::: Recorded data :::

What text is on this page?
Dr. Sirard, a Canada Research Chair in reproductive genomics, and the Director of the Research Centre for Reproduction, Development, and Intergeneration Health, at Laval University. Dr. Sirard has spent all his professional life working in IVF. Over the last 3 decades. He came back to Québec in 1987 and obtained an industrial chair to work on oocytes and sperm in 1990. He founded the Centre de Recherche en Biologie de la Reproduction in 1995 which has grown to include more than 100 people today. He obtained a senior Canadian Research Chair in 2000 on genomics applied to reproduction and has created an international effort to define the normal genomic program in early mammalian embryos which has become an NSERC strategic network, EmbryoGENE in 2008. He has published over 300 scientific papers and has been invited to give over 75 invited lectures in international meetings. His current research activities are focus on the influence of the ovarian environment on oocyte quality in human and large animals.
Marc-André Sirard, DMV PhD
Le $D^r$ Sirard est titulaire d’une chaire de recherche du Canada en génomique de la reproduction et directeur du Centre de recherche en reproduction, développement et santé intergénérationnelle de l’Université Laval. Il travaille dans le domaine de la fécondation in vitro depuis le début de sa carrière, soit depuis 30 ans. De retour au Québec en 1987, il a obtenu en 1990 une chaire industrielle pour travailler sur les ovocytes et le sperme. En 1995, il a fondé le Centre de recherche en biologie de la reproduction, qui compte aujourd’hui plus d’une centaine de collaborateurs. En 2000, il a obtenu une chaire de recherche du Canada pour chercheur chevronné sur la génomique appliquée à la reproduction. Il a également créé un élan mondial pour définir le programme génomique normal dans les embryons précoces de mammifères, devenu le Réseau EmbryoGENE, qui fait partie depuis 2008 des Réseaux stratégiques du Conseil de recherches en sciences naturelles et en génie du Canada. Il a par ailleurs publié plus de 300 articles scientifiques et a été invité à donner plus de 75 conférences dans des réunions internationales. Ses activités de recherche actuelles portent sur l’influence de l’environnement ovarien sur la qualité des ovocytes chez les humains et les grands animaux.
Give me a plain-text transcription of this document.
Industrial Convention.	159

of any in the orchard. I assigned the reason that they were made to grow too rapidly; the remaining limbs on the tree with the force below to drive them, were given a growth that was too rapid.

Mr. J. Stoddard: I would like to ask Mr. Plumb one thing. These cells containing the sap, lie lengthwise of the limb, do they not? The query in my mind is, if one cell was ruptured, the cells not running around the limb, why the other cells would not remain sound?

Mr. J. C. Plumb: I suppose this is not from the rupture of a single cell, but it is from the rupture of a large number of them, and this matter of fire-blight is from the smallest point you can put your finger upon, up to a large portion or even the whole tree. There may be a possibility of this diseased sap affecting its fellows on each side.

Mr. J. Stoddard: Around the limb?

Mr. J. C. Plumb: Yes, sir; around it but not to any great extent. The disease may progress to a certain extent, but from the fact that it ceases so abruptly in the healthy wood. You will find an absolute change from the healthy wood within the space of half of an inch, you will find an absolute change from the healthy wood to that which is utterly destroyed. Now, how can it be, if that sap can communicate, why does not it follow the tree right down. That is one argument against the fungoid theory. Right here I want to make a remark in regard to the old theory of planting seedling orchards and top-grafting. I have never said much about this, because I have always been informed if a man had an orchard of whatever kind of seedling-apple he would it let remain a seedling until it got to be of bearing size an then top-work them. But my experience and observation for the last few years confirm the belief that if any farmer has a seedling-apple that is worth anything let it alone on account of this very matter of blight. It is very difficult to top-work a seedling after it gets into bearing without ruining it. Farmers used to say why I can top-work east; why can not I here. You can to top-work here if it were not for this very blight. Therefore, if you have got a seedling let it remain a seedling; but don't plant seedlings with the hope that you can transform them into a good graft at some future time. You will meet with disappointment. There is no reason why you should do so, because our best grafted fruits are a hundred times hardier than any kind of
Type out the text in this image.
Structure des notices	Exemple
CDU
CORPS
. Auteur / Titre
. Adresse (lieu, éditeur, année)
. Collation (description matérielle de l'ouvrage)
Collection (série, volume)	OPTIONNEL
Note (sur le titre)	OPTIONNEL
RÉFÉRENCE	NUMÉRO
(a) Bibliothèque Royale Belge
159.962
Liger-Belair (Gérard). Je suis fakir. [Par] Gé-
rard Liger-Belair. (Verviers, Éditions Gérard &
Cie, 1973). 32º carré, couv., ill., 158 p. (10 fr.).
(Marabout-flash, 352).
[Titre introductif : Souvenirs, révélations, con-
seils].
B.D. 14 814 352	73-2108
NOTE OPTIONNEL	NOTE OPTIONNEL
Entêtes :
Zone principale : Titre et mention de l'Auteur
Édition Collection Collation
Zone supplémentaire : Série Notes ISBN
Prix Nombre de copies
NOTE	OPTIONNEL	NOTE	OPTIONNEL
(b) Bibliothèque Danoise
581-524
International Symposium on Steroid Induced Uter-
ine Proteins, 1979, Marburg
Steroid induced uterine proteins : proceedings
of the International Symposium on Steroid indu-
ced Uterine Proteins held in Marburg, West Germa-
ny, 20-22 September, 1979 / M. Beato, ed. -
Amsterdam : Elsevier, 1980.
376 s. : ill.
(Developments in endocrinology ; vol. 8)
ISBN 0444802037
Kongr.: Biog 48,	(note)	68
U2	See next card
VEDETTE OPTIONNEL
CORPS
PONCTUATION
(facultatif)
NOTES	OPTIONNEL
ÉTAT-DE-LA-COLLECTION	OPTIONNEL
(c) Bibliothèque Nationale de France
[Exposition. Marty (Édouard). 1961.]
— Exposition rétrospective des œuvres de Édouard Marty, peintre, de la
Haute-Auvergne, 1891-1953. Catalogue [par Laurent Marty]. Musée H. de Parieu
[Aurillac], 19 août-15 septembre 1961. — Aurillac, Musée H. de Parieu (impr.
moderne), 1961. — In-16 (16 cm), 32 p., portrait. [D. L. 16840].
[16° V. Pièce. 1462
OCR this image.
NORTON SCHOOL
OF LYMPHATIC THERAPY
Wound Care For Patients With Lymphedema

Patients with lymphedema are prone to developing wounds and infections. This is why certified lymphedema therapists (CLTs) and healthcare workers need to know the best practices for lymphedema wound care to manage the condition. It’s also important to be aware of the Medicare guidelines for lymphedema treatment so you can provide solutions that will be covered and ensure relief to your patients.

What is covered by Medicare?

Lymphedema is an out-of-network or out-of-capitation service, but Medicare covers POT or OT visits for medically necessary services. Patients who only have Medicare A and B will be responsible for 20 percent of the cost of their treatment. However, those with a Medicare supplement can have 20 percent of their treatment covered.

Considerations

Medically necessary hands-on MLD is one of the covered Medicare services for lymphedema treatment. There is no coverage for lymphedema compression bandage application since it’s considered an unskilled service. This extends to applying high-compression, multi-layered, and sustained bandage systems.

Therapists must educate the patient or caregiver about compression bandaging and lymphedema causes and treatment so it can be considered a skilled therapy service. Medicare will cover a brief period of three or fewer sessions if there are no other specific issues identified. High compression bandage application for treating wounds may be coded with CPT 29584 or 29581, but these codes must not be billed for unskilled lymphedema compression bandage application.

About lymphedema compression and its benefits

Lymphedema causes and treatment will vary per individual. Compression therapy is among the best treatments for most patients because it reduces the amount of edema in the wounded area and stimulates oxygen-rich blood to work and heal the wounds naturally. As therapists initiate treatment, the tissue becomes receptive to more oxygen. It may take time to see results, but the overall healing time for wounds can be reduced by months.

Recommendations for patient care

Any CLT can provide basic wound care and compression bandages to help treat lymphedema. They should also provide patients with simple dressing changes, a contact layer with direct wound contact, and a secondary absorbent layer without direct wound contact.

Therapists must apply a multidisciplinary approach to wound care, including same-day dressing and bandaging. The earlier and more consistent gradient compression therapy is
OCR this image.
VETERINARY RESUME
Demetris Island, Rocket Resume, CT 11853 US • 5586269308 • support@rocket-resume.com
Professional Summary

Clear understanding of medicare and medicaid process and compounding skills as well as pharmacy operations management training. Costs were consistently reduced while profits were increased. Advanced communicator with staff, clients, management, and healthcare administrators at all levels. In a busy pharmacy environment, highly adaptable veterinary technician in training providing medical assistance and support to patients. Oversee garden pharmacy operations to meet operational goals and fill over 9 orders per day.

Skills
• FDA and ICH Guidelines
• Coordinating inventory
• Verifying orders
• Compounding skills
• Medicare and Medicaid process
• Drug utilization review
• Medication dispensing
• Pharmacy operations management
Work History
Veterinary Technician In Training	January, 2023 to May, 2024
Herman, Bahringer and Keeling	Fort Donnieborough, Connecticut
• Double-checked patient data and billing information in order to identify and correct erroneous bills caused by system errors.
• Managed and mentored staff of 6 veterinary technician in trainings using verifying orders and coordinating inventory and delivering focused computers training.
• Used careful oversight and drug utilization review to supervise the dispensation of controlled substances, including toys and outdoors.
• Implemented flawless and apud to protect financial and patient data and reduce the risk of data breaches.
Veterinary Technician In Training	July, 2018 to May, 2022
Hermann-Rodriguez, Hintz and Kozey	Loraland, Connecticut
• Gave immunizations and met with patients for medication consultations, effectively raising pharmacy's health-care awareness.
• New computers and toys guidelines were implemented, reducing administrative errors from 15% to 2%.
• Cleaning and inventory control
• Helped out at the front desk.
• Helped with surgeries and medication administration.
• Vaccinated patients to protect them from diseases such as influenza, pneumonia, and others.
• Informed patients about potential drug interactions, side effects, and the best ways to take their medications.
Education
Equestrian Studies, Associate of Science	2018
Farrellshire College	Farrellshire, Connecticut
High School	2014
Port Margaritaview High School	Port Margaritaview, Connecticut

:::

> **Exercise requirements**: The lines in the entries above that carry the word "process" must be copied.

> **Output of the exercise**:
Clear understanding of medicare and medicaid process and compounding skills as well as pharmacy operations management training. Costs were consistently reduced while profits were increased. Advanced communicator with staff, clients, management, and healthcare administrators at all levels. In a busy pharmacy environment, highly adaptable veterinary technician in training providing medical assistance and support to patients. Oversee garden pharmacy operations to meet operational goals and fill over 9 orders per day.
• Medicare and Medicaid process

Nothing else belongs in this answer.